_Do this:_ Find and copy each line of the records where the string "JSON" shows up.

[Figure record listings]
Start

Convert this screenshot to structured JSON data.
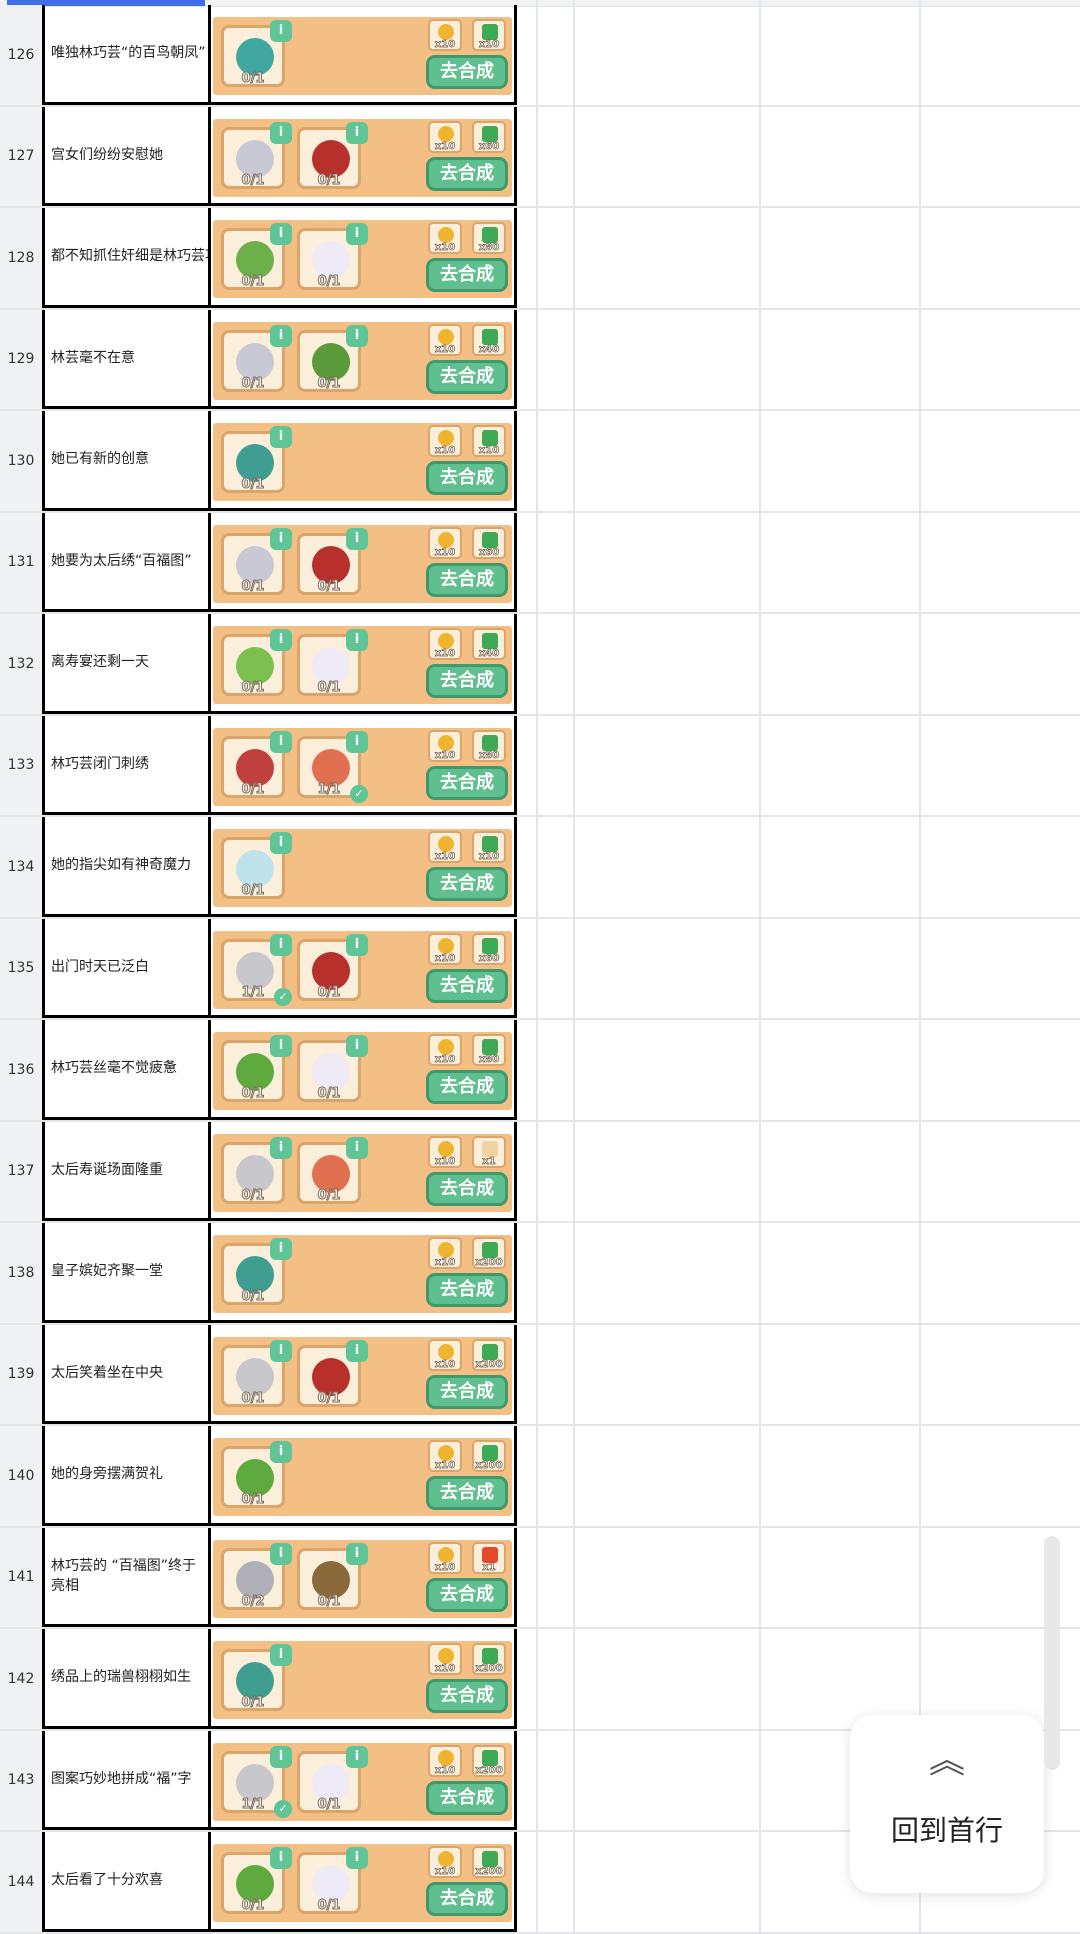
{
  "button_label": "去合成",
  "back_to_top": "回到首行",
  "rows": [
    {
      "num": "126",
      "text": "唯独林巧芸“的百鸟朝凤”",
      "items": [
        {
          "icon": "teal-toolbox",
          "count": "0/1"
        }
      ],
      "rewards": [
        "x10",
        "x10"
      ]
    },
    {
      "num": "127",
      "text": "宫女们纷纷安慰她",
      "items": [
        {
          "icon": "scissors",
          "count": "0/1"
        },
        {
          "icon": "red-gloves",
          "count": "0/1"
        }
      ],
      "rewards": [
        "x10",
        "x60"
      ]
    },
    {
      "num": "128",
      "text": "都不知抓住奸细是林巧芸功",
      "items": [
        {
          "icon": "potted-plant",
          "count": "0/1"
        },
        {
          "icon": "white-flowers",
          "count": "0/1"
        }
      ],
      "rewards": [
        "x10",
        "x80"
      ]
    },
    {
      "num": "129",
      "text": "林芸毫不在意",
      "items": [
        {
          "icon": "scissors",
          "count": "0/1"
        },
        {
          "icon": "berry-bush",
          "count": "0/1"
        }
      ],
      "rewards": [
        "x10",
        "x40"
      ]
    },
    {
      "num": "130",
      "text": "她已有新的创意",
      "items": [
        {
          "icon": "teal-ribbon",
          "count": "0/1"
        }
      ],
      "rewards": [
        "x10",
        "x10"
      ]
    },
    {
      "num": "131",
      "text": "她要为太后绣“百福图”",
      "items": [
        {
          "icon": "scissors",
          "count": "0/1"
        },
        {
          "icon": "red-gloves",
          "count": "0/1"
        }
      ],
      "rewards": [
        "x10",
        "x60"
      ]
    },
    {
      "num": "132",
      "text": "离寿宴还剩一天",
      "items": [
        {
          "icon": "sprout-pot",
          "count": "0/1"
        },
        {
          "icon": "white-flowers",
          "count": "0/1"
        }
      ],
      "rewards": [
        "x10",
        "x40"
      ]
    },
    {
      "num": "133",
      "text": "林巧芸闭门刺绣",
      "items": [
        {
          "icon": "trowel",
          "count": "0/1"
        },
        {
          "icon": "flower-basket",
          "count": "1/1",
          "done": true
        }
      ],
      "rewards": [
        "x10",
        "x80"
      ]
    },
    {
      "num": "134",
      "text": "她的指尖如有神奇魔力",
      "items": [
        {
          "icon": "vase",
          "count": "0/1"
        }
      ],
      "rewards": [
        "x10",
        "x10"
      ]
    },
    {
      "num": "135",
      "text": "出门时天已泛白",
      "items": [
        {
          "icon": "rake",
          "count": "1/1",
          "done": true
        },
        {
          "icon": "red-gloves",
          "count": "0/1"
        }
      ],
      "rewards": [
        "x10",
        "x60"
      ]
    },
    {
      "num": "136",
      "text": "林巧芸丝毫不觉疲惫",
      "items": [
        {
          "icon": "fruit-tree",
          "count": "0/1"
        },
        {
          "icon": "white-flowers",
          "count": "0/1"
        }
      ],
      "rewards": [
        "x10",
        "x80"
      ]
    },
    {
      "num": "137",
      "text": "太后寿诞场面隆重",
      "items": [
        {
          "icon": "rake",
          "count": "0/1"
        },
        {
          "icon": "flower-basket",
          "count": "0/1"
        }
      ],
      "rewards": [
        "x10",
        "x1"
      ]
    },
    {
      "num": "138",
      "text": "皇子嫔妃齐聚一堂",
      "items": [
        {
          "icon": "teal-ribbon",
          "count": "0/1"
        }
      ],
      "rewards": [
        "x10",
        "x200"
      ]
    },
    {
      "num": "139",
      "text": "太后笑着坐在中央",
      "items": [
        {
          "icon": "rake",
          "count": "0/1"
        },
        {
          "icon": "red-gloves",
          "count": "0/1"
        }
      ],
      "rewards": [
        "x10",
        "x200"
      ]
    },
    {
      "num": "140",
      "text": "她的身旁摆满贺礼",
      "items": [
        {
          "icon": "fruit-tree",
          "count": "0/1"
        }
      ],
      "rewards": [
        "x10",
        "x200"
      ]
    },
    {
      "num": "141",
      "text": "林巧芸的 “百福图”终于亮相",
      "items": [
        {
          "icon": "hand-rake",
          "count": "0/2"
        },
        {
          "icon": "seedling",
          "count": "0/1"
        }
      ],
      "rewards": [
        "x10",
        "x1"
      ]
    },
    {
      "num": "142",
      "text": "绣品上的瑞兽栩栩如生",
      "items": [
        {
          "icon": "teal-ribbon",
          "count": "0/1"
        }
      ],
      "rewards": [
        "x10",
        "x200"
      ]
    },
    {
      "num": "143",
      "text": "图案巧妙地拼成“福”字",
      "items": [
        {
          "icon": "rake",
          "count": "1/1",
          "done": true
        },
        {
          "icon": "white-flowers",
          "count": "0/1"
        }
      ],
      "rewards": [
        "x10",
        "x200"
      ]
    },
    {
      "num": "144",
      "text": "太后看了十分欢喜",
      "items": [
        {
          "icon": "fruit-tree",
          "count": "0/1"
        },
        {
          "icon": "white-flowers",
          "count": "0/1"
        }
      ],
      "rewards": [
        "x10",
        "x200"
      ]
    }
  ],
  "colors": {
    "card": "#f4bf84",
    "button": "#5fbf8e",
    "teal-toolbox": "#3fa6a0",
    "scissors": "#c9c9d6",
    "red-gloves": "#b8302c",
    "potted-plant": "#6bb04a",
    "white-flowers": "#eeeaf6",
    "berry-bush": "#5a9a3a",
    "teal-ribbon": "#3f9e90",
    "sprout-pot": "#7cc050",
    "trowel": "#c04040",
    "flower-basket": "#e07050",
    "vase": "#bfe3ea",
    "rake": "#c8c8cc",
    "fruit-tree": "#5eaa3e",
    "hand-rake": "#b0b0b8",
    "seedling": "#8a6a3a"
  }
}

End
Start

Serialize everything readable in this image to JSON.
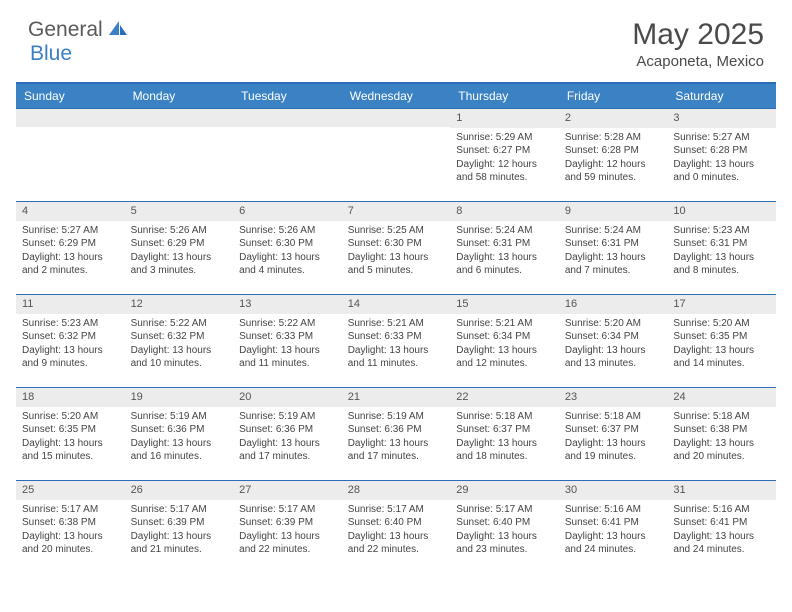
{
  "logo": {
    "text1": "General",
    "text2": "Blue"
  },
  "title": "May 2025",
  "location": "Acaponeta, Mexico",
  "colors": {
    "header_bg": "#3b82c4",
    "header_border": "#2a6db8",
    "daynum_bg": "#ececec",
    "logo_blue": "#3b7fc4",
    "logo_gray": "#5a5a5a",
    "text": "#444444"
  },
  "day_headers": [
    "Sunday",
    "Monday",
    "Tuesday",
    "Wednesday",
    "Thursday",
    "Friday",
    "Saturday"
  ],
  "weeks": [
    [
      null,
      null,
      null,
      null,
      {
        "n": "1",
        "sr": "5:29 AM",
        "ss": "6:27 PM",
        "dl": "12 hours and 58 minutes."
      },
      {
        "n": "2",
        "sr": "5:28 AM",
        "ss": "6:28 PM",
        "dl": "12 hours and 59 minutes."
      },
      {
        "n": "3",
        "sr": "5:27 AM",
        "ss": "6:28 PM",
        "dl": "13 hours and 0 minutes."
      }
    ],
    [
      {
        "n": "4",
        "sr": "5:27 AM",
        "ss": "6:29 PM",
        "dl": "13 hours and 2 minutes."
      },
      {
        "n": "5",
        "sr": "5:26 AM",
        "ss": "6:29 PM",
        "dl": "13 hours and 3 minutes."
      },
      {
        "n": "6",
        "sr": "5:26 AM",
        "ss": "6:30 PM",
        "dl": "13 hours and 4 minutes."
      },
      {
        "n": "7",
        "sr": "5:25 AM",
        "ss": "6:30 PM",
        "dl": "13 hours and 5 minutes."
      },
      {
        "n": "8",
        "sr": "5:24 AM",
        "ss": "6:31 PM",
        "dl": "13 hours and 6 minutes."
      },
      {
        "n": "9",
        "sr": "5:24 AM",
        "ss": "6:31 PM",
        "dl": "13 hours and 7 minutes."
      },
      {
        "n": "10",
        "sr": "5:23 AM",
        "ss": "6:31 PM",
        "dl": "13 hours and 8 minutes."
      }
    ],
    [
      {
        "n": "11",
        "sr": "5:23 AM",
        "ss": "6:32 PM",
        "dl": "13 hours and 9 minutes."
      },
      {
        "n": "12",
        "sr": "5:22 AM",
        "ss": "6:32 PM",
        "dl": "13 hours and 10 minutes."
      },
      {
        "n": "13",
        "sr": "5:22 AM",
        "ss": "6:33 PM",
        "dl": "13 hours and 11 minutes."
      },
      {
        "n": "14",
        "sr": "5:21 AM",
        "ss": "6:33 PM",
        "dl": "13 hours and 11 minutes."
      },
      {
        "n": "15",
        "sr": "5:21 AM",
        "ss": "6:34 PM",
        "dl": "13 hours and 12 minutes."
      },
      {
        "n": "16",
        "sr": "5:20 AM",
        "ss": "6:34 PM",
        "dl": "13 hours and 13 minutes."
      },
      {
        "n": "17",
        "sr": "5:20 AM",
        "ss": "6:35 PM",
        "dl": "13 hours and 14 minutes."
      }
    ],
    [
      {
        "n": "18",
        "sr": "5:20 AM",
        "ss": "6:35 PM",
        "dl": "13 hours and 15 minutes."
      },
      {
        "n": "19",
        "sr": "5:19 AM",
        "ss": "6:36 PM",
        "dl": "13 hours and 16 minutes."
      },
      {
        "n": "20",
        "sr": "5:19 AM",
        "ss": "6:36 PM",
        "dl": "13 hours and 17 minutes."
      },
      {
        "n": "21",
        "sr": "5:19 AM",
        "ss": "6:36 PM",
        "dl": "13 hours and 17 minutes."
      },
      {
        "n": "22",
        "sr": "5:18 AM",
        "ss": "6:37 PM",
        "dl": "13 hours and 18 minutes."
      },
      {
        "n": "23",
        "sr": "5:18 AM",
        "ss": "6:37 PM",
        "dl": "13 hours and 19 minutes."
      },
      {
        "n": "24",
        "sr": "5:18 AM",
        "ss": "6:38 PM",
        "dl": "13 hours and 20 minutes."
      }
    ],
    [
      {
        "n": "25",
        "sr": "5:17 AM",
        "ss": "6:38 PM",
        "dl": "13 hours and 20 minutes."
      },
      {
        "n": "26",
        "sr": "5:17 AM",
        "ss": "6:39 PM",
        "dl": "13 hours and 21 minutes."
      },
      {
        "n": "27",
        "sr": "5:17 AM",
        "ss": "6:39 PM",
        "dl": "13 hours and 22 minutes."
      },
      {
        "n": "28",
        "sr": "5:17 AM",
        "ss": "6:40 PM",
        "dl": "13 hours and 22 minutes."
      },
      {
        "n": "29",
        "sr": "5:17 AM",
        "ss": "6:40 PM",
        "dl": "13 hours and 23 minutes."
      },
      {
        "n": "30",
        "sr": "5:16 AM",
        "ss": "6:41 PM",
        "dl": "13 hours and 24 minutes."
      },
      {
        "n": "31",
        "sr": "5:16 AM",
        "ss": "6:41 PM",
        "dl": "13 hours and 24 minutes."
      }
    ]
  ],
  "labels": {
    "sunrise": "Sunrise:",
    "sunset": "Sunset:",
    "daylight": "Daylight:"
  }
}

End
Start

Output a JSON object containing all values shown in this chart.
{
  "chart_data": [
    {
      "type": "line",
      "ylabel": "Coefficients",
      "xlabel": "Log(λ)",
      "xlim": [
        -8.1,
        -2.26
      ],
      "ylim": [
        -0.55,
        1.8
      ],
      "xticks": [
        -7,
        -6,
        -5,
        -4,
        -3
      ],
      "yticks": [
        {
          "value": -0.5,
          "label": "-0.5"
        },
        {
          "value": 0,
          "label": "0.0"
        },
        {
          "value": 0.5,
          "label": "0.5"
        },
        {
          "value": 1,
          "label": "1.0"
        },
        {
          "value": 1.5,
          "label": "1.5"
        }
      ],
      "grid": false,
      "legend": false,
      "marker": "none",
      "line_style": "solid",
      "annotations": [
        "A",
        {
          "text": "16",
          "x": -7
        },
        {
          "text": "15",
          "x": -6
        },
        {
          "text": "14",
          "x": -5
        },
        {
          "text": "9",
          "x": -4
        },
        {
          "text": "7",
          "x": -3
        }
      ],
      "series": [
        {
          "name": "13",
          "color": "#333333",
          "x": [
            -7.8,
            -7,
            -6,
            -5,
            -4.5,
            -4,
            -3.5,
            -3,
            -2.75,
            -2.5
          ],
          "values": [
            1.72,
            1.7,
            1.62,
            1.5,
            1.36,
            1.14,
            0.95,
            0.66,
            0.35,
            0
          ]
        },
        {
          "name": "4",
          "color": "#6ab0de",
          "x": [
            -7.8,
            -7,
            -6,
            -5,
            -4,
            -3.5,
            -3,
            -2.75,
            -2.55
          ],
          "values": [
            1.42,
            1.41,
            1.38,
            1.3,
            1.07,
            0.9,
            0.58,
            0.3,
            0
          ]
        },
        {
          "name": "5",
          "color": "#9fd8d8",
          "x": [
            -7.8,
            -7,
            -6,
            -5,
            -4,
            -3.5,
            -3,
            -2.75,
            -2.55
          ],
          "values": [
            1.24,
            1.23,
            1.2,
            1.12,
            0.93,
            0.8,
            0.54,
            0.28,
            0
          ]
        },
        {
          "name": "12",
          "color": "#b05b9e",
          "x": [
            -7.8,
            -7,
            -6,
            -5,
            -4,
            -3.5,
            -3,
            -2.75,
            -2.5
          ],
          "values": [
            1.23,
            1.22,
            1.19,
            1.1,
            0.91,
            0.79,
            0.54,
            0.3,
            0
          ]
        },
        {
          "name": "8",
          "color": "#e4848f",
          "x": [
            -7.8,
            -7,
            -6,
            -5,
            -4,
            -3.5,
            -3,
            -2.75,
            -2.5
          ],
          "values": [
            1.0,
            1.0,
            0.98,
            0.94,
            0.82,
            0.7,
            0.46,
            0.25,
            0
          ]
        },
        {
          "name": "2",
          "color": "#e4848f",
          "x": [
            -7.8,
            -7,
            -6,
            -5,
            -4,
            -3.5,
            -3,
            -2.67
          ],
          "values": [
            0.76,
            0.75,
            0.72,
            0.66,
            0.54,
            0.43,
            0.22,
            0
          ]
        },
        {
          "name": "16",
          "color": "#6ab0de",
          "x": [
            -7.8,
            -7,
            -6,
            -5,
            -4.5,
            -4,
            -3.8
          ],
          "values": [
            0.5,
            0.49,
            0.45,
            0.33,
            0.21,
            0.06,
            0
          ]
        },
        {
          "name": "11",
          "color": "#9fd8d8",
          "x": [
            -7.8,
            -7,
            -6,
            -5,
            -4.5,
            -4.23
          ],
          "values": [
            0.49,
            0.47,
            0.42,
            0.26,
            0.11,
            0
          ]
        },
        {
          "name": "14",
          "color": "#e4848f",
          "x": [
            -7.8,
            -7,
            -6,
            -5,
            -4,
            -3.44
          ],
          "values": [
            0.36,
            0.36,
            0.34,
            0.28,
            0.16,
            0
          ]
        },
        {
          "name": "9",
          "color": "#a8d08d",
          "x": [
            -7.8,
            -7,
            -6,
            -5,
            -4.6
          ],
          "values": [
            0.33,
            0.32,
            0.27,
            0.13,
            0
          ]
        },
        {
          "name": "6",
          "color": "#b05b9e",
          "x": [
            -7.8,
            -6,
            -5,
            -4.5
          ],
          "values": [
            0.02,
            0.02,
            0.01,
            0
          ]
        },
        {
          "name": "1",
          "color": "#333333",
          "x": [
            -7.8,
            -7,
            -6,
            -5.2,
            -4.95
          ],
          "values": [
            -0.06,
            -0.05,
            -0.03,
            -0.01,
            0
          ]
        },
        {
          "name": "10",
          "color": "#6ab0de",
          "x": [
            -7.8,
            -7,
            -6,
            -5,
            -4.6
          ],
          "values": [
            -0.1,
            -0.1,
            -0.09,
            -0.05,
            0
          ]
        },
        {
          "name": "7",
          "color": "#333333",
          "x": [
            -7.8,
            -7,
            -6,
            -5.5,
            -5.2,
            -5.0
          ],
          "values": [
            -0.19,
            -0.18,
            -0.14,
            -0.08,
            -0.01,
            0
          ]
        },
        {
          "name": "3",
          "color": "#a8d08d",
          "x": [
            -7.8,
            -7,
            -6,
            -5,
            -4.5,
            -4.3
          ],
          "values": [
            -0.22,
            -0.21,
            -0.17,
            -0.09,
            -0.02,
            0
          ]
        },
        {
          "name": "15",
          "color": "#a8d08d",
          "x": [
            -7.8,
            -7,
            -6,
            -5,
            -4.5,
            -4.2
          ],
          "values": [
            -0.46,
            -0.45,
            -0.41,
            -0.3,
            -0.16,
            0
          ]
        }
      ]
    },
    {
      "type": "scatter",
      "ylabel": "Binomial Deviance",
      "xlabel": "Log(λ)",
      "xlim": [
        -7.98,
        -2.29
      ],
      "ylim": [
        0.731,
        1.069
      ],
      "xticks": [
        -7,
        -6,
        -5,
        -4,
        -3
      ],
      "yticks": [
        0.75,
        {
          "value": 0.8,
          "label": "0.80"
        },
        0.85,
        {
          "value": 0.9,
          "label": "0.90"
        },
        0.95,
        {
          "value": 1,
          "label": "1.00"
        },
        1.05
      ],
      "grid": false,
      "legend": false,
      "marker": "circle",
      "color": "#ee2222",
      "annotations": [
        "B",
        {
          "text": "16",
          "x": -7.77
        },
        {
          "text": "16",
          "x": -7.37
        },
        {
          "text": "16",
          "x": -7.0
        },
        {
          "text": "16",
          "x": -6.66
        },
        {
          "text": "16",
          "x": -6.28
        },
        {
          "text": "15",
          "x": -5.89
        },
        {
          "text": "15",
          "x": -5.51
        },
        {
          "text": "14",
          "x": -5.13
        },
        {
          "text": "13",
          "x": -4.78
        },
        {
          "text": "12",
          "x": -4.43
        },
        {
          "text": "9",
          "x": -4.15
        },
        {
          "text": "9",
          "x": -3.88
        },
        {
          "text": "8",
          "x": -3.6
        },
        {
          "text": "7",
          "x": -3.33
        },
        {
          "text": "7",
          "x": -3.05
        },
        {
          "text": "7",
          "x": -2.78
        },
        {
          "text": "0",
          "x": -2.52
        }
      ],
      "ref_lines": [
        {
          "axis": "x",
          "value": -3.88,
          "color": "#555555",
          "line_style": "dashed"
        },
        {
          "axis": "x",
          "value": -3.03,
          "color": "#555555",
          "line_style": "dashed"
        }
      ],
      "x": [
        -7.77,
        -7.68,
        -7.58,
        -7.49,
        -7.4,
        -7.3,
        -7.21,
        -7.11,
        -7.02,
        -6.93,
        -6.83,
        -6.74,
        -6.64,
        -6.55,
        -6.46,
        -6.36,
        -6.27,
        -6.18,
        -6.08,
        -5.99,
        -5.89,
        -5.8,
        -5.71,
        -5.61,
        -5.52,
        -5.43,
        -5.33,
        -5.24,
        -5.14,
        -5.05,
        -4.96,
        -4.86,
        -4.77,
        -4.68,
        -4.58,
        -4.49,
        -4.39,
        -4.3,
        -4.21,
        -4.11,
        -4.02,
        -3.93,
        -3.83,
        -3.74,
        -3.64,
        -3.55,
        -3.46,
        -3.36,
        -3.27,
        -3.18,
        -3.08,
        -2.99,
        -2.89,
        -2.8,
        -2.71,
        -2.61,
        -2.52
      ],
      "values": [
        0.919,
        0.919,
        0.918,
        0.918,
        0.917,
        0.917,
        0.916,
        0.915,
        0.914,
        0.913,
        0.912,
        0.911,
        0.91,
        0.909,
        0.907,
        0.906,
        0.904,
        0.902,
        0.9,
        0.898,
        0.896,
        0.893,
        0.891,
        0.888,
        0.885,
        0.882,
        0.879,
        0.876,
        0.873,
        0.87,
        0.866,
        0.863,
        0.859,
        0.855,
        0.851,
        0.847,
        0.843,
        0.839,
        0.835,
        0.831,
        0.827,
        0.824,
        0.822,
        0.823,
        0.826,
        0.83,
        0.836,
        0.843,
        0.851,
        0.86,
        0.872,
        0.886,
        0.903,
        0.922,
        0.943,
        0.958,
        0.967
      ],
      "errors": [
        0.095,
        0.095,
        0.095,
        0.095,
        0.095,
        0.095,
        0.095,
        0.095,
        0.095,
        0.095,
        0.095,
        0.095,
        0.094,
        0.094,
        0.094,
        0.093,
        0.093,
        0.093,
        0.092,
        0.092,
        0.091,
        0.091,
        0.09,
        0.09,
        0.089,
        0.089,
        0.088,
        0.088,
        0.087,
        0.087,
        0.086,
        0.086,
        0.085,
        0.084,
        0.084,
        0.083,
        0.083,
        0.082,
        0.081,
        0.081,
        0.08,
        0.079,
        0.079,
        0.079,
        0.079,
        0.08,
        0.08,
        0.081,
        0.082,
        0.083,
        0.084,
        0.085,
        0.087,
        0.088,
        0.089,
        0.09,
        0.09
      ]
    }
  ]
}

End

_Complete output:_
Convert this screenshot to structured JSON data.
Serialize everything readable in this image to JSON.
Output a JSON object containing all values shown in this chart.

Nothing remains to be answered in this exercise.